TASK PROMPT:
Every record should be repeated exactly, except that pictures are left out.

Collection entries
* * *

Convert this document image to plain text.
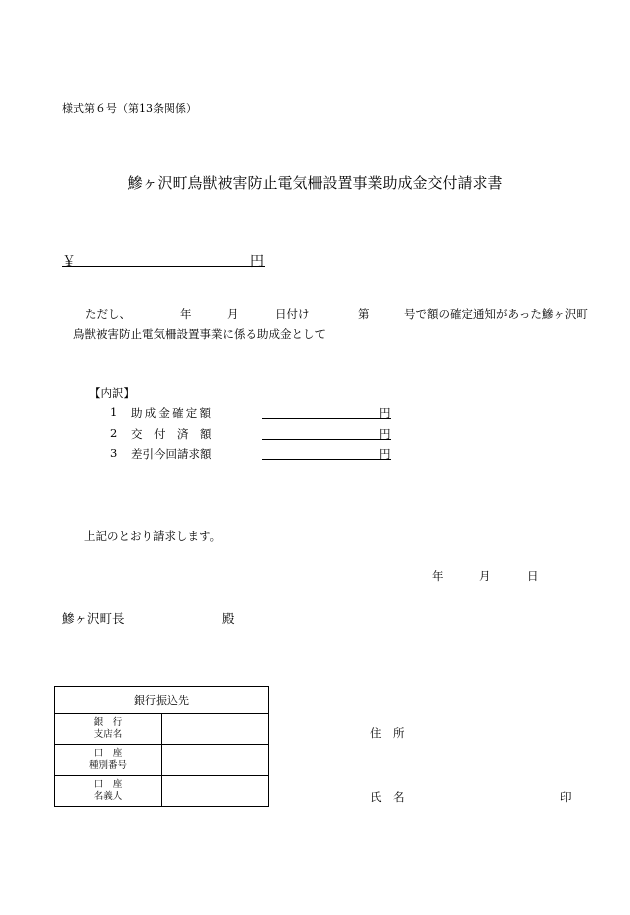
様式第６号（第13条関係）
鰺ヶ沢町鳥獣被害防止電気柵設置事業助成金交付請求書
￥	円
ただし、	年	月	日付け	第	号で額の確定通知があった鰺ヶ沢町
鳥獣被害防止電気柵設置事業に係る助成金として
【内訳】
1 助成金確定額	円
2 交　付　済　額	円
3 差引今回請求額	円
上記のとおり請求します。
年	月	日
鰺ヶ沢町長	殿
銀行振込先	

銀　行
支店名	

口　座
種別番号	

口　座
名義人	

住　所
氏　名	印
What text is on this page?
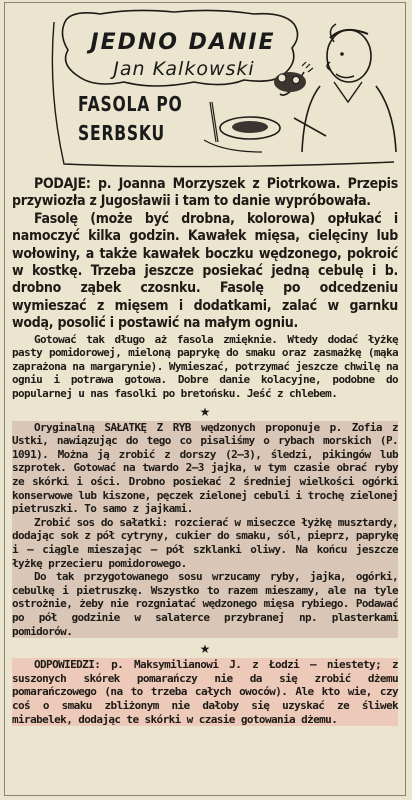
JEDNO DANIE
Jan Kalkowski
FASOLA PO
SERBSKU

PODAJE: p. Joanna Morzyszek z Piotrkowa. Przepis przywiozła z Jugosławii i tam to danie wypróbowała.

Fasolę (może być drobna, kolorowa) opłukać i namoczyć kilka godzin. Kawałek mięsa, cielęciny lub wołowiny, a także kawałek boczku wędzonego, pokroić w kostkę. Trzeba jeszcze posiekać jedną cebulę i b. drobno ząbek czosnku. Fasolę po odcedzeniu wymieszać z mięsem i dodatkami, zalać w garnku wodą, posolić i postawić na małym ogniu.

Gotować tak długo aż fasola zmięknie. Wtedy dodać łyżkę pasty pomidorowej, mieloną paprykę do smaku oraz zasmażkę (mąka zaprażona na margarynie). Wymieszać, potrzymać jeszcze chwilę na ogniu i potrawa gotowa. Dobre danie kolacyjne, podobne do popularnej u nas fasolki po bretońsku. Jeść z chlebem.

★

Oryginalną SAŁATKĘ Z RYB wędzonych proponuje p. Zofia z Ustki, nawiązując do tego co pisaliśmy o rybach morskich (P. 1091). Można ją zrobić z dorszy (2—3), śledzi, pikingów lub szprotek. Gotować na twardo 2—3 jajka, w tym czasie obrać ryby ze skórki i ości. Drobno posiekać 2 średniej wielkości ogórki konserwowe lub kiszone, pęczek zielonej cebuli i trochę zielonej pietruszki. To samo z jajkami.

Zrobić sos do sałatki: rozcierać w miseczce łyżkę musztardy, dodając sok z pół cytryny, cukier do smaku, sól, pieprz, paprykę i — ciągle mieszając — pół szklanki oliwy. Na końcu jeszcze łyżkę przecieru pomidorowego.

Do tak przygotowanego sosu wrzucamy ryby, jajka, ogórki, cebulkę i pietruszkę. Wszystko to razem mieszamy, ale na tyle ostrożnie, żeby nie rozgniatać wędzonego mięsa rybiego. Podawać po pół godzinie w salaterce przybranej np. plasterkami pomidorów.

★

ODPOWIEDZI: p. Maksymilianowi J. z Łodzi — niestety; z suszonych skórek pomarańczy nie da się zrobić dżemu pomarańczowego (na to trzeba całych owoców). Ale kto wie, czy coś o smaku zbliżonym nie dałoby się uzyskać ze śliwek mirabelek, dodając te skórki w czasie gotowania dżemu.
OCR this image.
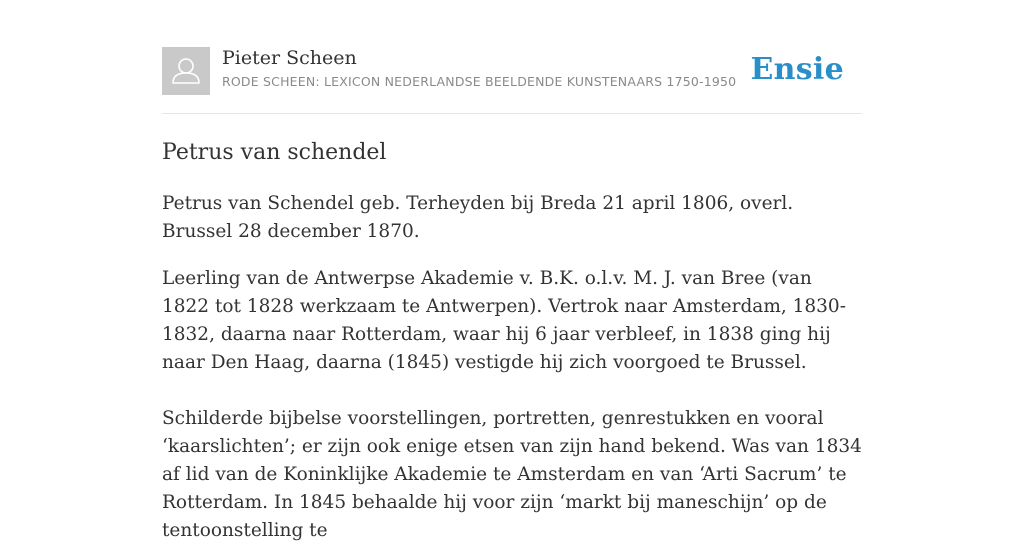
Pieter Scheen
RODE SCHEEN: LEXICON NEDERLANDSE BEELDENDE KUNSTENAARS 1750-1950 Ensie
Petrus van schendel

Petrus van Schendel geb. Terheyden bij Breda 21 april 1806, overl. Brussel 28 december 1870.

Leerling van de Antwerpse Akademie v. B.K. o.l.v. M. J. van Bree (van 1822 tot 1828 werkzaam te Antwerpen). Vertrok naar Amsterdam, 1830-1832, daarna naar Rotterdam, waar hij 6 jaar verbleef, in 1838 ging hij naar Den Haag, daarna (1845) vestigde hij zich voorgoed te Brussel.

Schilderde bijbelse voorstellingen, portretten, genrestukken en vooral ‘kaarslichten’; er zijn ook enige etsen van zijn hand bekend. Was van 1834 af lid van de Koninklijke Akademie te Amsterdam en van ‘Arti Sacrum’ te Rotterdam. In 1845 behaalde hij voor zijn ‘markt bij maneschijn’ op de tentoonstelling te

* * *

WRITTEN SOLUTION:
Convert this document image to plain text.
様式第６号（第13条関係）
鰺ヶ沢町鳥獣被害防止電気柵設置事業助成金交付請求書
￥	円
ただし、	年	月	日付け	第	号で額の確定通知があった鰺ヶ沢町
鳥獣被害防止電気柵設置事業に係る助成金として
【内訳】
1 助成金確定額	円
2 交　付　済　額	円
3 差引今回請求額	円
上記のとおり請求します。
年	月	日
鰺ヶ沢町長	殿
銀行振込先	

銀　行
支店名	

口　座
種別番号	

口　座
名義人	

住　所
氏　名	印
What text is on this page?
JEDNO DANIE
Jan Kalkowski
FASOLA PO
SERBSKU

PODAJE: p. Joanna Morzyszek z Piotrkowa. Przepis przywiozła z Jugosławii i tam to danie wypróbowała.

Fasolę (może być drobna, kolorowa) opłukać i namoczyć kilka godzin. Kawałek mięsa, cielęciny lub wołowiny, a także kawałek boczku wędzonego, pokroić w kostkę. Trzeba jeszcze posiekać jedną cebulę i b. drobno ząbek czosnku. Fasolę po odcedzeniu wymieszać z mięsem i dodatkami, zalać w garnku wodą, posolić i postawić na małym ogniu.

Gotować tak długo aż fasola zmięknie. Wtedy dodać łyżkę pasty pomidorowej, mieloną paprykę do smaku oraz zasmażkę (mąka zaprażona na margarynie). Wymieszać, potrzymać jeszcze chwilę na ogniu i potrawa gotowa. Dobre danie kolacyjne, podobne do popularnej u nas fasolki po bretońsku. Jeść z chlebem.

★

Oryginalną SAŁATKĘ Z RYB wędzonych proponuje p. Zofia z Ustki, nawiązując do tego co pisaliśmy o rybach morskich (P. 1091). Można ją zrobić z dorszy (2—3), śledzi, pikingów lub szprotek. Gotować na twardo 2—3 jajka, w tym czasie obrać ryby ze skórki i ości. Drobno posiekać 2 średniej wielkości ogórki konserwowe lub kiszone, pęczek zielonej cebuli i trochę zielonej pietruszki. To samo z jajkami.

Zrobić sos do sałatki: rozcierać w miseczce łyżkę musztardy, dodając sok z pół cytryny, cukier do smaku, sól, pieprz, paprykę i — ciągle mieszając — pół szklanki oliwy. Na końcu jeszcze łyżkę przecieru pomidorowego.

Do tak przygotowanego sosu wrzucamy ryby, jajka, ogórki, cebulkę i pietruszkę. Wszystko to razem mieszamy, ale na tyle ostrożnie, żeby nie rozgniatać wędzonego mięsa rybiego. Podawać po pół godzinie w salaterce przybranej np. plasterkami pomidorów.

★

ODPOWIEDZI: p. Maksymilianowi J. z Łodzi — niestety; z suszonych skórek pomarańczy nie da się zrobić dżemu pomarańczowego (na to trzeba całych owoców). Ale kto wie, czy coś o smaku zbliżonym nie dałoby się uzyskać ze śliwek mirabelek, dodając te skórki w czasie gotowania dżemu.
OCR this image.
Pieter Scheen
RODE SCHEEN: LEXICON NEDERLANDSE BEELDENDE KUNSTENAARS 1750-1950 Ensie
Petrus van schendel

Petrus van Schendel geb. Terheyden bij Breda 21 april 1806, overl. Brussel 28 december 1870.

Leerling van de Antwerpse Akademie v. B.K. o.l.v. M. J. van Bree (van 1822 tot 1828 werkzaam te Antwerpen). Vertrok naar Amsterdam, 1830-1832, daarna naar Rotterdam, waar hij 6 jaar verbleef, in 1838 ging hij naar Den Haag, daarna (1845) vestigde hij zich voorgoed te Brussel.

Schilderde bijbelse voorstellingen, portretten, genrestukken en vooral ‘kaarslichten’; er zijn ook enige etsen van zijn hand bekend. Was van 1834 af lid van de Koninklijke Akademie te Amsterdam en van ‘Arti Sacrum’ te Rotterdam. In 1845 behaalde hij voor zijn ‘markt bij maneschijn’ op de tentoonstelling te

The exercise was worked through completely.